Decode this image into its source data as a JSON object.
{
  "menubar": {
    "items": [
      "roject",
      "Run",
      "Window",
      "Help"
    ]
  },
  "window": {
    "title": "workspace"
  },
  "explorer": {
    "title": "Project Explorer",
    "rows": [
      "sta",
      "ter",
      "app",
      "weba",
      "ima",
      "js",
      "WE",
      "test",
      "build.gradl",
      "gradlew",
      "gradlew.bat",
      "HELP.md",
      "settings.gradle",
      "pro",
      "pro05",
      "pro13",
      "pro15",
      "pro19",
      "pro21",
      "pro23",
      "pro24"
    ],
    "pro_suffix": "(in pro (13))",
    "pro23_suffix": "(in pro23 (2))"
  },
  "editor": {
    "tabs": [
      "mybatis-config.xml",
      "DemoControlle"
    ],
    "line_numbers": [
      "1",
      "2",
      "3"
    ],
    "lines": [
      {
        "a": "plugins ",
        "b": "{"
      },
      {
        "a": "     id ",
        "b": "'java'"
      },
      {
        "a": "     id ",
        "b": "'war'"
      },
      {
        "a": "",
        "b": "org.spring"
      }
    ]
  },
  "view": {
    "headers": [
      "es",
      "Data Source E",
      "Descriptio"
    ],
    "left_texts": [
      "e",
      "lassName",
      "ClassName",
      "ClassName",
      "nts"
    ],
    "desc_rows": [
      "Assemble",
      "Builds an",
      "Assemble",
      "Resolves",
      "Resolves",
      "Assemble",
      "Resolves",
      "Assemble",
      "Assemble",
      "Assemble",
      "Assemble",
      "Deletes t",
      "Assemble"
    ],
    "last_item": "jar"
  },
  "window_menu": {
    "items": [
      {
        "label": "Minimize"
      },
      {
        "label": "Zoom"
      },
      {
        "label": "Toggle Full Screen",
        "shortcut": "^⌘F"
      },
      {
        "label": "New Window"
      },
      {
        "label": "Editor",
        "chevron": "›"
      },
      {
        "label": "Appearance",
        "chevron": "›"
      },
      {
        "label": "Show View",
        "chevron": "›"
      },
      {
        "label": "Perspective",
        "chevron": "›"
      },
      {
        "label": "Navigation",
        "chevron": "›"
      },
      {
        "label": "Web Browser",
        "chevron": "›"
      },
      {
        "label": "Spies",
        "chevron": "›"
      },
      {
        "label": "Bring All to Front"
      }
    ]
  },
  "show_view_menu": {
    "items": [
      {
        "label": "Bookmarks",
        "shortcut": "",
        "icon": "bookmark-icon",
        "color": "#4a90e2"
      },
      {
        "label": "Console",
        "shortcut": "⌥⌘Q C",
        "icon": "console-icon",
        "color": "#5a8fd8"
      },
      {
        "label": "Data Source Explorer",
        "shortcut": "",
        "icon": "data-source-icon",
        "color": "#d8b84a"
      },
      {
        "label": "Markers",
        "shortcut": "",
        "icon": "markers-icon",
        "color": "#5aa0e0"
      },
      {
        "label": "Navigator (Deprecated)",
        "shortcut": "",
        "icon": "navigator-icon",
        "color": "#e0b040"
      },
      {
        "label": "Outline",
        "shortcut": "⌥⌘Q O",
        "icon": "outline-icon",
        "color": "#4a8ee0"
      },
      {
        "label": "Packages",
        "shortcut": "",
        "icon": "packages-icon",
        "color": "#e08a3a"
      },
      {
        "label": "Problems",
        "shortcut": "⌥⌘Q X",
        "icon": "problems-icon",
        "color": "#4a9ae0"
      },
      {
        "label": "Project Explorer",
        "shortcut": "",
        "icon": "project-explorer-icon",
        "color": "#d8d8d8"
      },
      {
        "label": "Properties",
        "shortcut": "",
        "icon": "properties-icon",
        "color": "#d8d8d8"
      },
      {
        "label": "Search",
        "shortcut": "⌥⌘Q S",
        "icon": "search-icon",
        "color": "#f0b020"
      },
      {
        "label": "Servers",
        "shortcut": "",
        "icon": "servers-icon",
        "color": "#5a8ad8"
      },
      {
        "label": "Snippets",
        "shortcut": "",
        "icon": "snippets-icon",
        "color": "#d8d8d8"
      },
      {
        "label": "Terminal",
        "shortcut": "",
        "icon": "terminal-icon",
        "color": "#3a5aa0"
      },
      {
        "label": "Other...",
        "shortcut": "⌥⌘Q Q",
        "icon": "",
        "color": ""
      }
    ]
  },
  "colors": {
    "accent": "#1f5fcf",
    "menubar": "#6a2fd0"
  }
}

Your objective
Repeat the data in its entirety, character for character.

Solution
Decode this image into its source data as a JSON object.
{
  "menubar": {
    "items": [
      "roject",
      "Run",
      "Window",
      "Help"
    ]
  },
  "window": {
    "title": "workspace"
  },
  "explorer": {
    "title": "Project Explorer",
    "rows": [
      "sta",
      "ter",
      "app",
      "weba",
      "ima",
      "js",
      "WE",
      "test",
      "build.gradl",
      "gradlew",
      "gradlew.bat",
      "HELP.md",
      "settings.gradle",
      "pro",
      "pro05",
      "pro13",
      "pro15",
      "pro19",
      "pro21",
      "pro23",
      "pro24"
    ],
    "pro_suffix": "(in pro (13))",
    "pro23_suffix": "(in pro23 (2))"
  },
  "editor": {
    "tabs": [
      "mybatis-config.xml",
      "DemoControlle"
    ],
    "line_numbers": [
      "1",
      "2",
      "3"
    ],
    "lines": [
      {
        "a": "plugins ",
        "b": "{"
      },
      {
        "a": "     id ",
        "b": "'java'"
      },
      {
        "a": "     id ",
        "b": "'war'"
      },
      {
        "a": "",
        "b": "org.spring"
      }
    ]
  },
  "view": {
    "headers": [
      "es",
      "Data Source E",
      "Descriptio"
    ],
    "left_texts": [
      "e",
      "lassName",
      "ClassName",
      "ClassName",
      "nts"
    ],
    "desc_rows": [
      "Assemble",
      "Builds an",
      "Assemble",
      "Resolves",
      "Resolves",
      "Assemble",
      "Resolves",
      "Assemble",
      "Assemble",
      "Assemble",
      "Assemble",
      "Deletes t",
      "Assemble"
    ],
    "last_item": "jar"
  },
  "window_menu": {
    "items": [
      {
        "label": "Minimize"
      },
      {
        "label": "Zoom"
      },
      {
        "label": "Toggle Full Screen",
        "shortcut": "^⌘F"
      },
      {
        "label": "New Window"
      },
      {
        "label": "Editor",
        "chevron": "›"
      },
      {
        "label": "Appearance",
        "chevron": "›"
      },
      {
        "label": "Show View",
        "chevron": "›"
      },
      {
        "label": "Perspective",
        "chevron": "›"
      },
      {
        "label": "Navigation",
        "chevron": "›"
      },
      {
        "label": "Web Browser",
        "chevron": "›"
      },
      {
        "label": "Spies",
        "chevron": "›"
      },
      {
        "label": "Bring All to Front"
      }
    ]
  },
  "show_view_menu": {
    "items": [
      {
        "label": "Bookmarks",
        "shortcut": "",
        "icon": "bookmark-icon",
        "color": "#4a90e2"
      },
      {
        "label": "Console",
        "shortcut": "⌥⌘Q C",
        "icon": "console-icon",
        "color": "#5a8fd8"
      },
      {
        "label": "Data Source Explorer",
        "shortcut": "",
        "icon": "data-source-icon",
        "color": "#d8b84a"
      },
      {
        "label": "Markers",
        "shortcut": "",
        "icon": "markers-icon",
        "color": "#5aa0e0"
      },
      {
        "label": "Navigator (Deprecated)",
        "shortcut": "",
        "icon": "navigator-icon",
        "color": "#e0b040"
      },
      {
        "label": "Outline",
        "shortcut": "⌥⌘Q O",
        "icon": "outline-icon",
        "color": "#4a8ee0"
      },
      {
        "label": "Packages",
        "shortcut": "",
        "icon": "packages-icon",
        "color": "#e08a3a"
      },
      {
        "label": "Problems",
        "shortcut": "⌥⌘Q X",
        "icon": "problems-icon",
        "color": "#4a9ae0"
      },
      {
        "label": "Project Explorer",
        "shortcut": "",
        "icon": "project-explorer-icon",
        "color": "#d8d8d8"
      },
      {
        "label": "Properties",
        "shortcut": "",
        "icon": "properties-icon",
        "color": "#d8d8d8"
      },
      {
        "label": "Search",
        "shortcut": "⌥⌘Q S",
        "icon": "search-icon",
        "color": "#f0b020"
      },
      {
        "label": "Servers",
        "shortcut": "",
        "icon": "servers-icon",
        "color": "#5a8ad8"
      },
      {
        "label": "Snippets",
        "shortcut": "",
        "icon": "snippets-icon",
        "color": "#d8d8d8"
      },
      {
        "label": "Terminal",
        "shortcut": "",
        "icon": "terminal-icon",
        "color": "#3a5aa0"
      },
      {
        "label": "Other...",
        "shortcut": "⌥⌘Q Q",
        "icon": "",
        "color": ""
      }
    ]
  },
  "colors": {
    "accent": "#1f5fcf",
    "menubar": "#6a2fd0"
  }
}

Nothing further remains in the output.